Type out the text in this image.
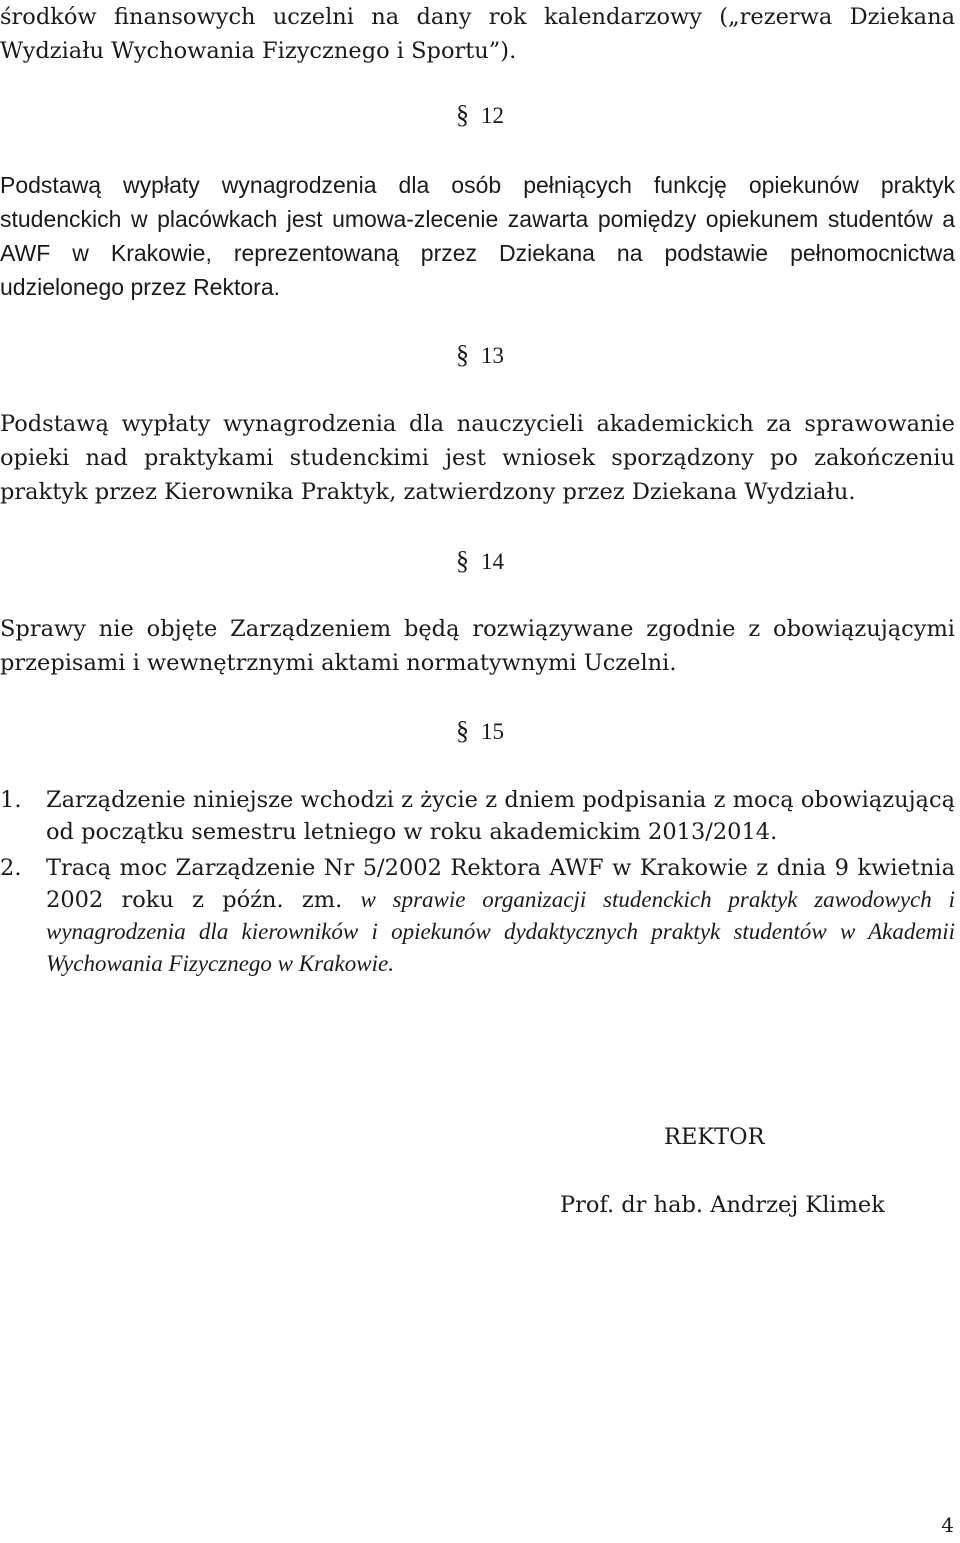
środków finansowych uczelni na dany rok kalendarzowy („rezerwa Dziekana Wydziału Wychowania Fizycznego i Sportu”).

§ 12

Podstawą wypłaty wynagrodzenia dla osób pełniących funkcję opiekunów praktyk studenckich w placówkach jest umowa-zlecenie zawarta pomiędzy opiekunem studentów a AWF w Krakowie, reprezentowaną przez Dziekana na podstawie pełnomocnictwa udzielonego przez Rektora.

§ 13

Podstawą wypłaty wynagrodzenia dla nauczycieli akademickich za sprawowanie opieki nad praktykami studenckimi jest wniosek sporządzony po zakończeniu praktyk przez Kierownika Praktyk, zatwierdzony przez Dziekana Wydziału.

§ 14

Sprawy nie objęte Zarządzeniem będą rozwiązywane zgodnie z obowiązującymi przepisami i wewnętrznymi aktami normatywnymi Uczelni.

§ 15

1. Zarządzenie niniejsze wchodzi z życie z dniem podpisania z mocą obowiązującą od początku semestru letniego w roku akademickim 2013/2014.
2. Tracą moc Zarządzenie Nr 5/2002 Rektora AWF w Krakowie z dnia 9 kwietnia 2002 roku z późn. zm. w sprawie organizacji studenckich praktyk zawodowych i wynagrodzenia dla kierowników i opiekunów dydaktycznych praktyk studentów w Akademii Wychowania Fizycznego w Krakowie.

REKTOR

Prof. dr hab. Andrzej Klimek

4
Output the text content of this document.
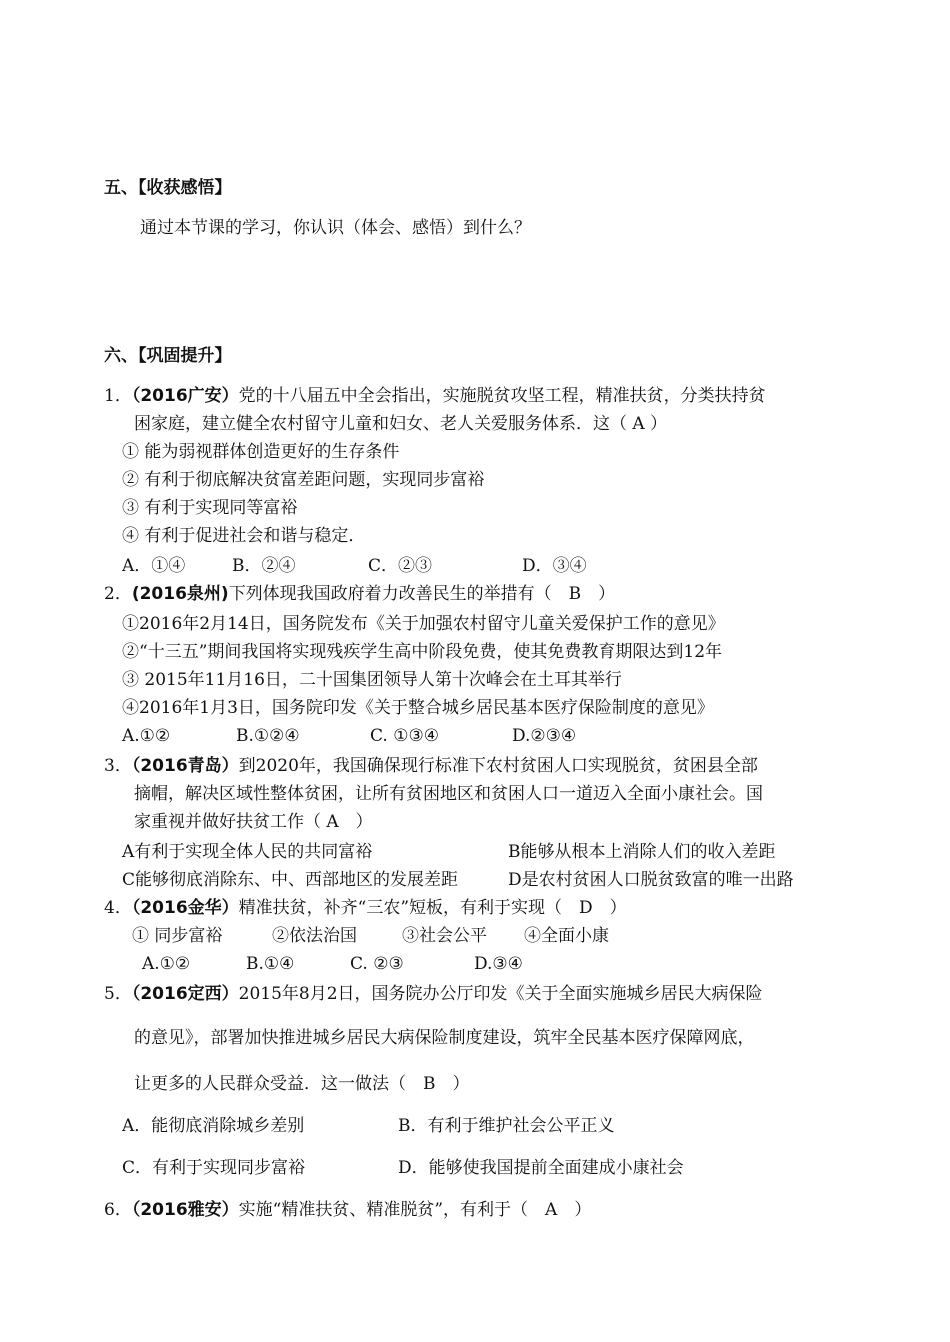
五、【收获感悟】
通过本节课的学习，你认识（体会、感悟）到什么？
六、【巩固提升】
1．（2016广安）党的十八届五中全会指出，实施脱贫攻坚工程，精准扶贫，分类扶持贫
困家庭，建立健全农村留守儿童和妇女、老人关爱服务体系．这（ A ）
① 能为弱视群体创造更好的生存条件
② 有利于彻底解决贫富差距问题，实现同步富裕
③ 有利于实现同等富裕
④ 有利于促进社会和谐与稳定．
A．①④	B．②④	C．②③	D．③④
2．(2016泉州)下列体现我国政府着力改善民生的举措有（　B　）
①2016年2月14日，国务院发布《关于加强农村留守儿童关爱保护工作的意见》
②“十三五”期间我国将实现残疾学生高中阶段免费，使其免费教育期限达到12年
③ 2015年11月16日，二十国集团领导人第十次峰会在土耳其举行
④2016年1月3日，国务院印发《关于整合城乡居民基本医疗保险制度的意见》
A.①②	B.①②④	C. ①③④	D.②③④
3．（2016青岛）到2020年，我国确保现行标准下农村贫困人口实现脱贫，贫困县全部
摘帽，解决区域性整体贫困，让所有贫困地区和贫困人口一道迈入全面小康社会。国
家重视并做好扶贫工作（ A　）
A有利于实现全体人民的共同富裕	B能够从根本上消除人们的收入差距
C能够彻底消除东、中、西部地区的发展差距	D是农村贫困人口脱贫致富的唯一出路
4．（2016金华）精准扶贫，补齐“三农”短板，有利于实现（　D　）
① 同步富裕	②依法治国	③社会公平 ④全面小康
A.①②	B.①④	C. ②③	D.③④
5．（2016定西）2015年8月2日，国务院办公厅印发《关于全面实施城乡居民大病保险
的意见》，部署加快推进城乡居民大病保险制度建设，筑牢全民基本医疗保障网底，
让更多的人民群众受益．这一做法（　B　）
A．能彻底消除城乡差别	B．有利于维护社会公平正义
C．有利于实现同步富裕	D．能够使我国提前全面建成小康社会
6．（2016雅安）实施“精准扶贫、精准脱贫”，有利于（　A　）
.....
• Task prompt
Output the records above exactly; leave out the pictures.

• Task answer
Type out the text in this image.
środków finansowych uczelni na dany rok kalendarzowy („rezerwa Dziekana Wydziału Wychowania Fizycznego i Sportu”).

§ 12

Podstawą wypłaty wynagrodzenia dla osób pełniących funkcję opiekunów praktyk studenckich w placówkach jest umowa-zlecenie zawarta pomiędzy opiekunem studentów a AWF w Krakowie, reprezentowaną przez Dziekana na podstawie pełnomocnictwa udzielonego przez Rektora.

§ 13

Podstawą wypłaty wynagrodzenia dla nauczycieli akademickich za sprawowanie opieki nad praktykami studenckimi jest wniosek sporządzony po zakończeniu praktyk przez Kierownika Praktyk, zatwierdzony przez Dziekana Wydziału.

§ 14

Sprawy nie objęte Zarządzeniem będą rozwiązywane zgodnie z obowiązującymi przepisami i wewnętrznymi aktami normatywnymi Uczelni.

§ 15

1. Zarządzenie niniejsze wchodzi z życie z dniem podpisania z mocą obowiązującą od początku semestru letniego w roku akademickim 2013/2014.
2. Tracą moc Zarządzenie Nr 5/2002 Rektora AWF w Krakowie z dnia 9 kwietnia 2002 roku z późn. zm. w sprawie organizacji studenckich praktyk zawodowych i wynagrodzenia dla kierowników i opiekunów dydaktycznych praktyk studentów w Akademii Wychowania Fizycznego w Krakowie.

REKTOR

Prof. dr hab. Andrzej Klimek

4
Output the text content of this document.
五、【收获感悟】
通过本节课的学习，你认识（体会、感悟）到什么？
六、【巩固提升】
1．（2016广安）党的十八届五中全会指出，实施脱贫攻坚工程，精准扶贫，分类扶持贫
困家庭，建立健全农村留守儿童和妇女、老人关爱服务体系．这（ A ）
① 能为弱视群体创造更好的生存条件
② 有利于彻底解决贫富差距问题，实现同步富裕
③ 有利于实现同等富裕
④ 有利于促进社会和谐与稳定．
A．①④	B．②④	C．②③	D．③④
2．(2016泉州)下列体现我国政府着力改善民生的举措有（　B　）
①2016年2月14日，国务院发布《关于加强农村留守儿童关爱保护工作的意见》
②“十三五”期间我国将实现残疾学生高中阶段免费，使其免费教育期限达到12年
③ 2015年11月16日，二十国集团领导人第十次峰会在土耳其举行
④2016年1月3日，国务院印发《关于整合城乡居民基本医疗保险制度的意见》
A.①②	B.①②④	C. ①③④	D.②③④
3．（2016青岛）到2020年，我国确保现行标准下农村贫困人口实现脱贫，贫困县全部
摘帽，解决区域性整体贫困，让所有贫困地区和贫困人口一道迈入全面小康社会。国
家重视并做好扶贫工作（ A　）
A有利于实现全体人民的共同富裕	B能够从根本上消除人们的收入差距
C能够彻底消除东、中、西部地区的发展差距	D是农村贫困人口脱贫致富的唯一出路
4．（2016金华）精准扶贫，补齐“三农”短板，有利于实现（　D　）
① 同步富裕	②依法治国	③社会公平 ④全面小康
A.①②	B.①④	C. ②③	D.③④
5．（2016定西）2015年8月2日，国务院办公厅印发《关于全面实施城乡居民大病保险
的意见》，部署加快推进城乡居民大病保险制度建设，筑牢全民基本医疗保障网底，
让更多的人民群众受益．这一做法（　B　）
A．能彻底消除城乡差别	B．有利于维护社会公平正义
C．有利于实现同步富裕	D．能够使我国提前全面建成小康社会
6．（2016雅安）实施“精准扶贫、精准脱贫”，有利于（　A　）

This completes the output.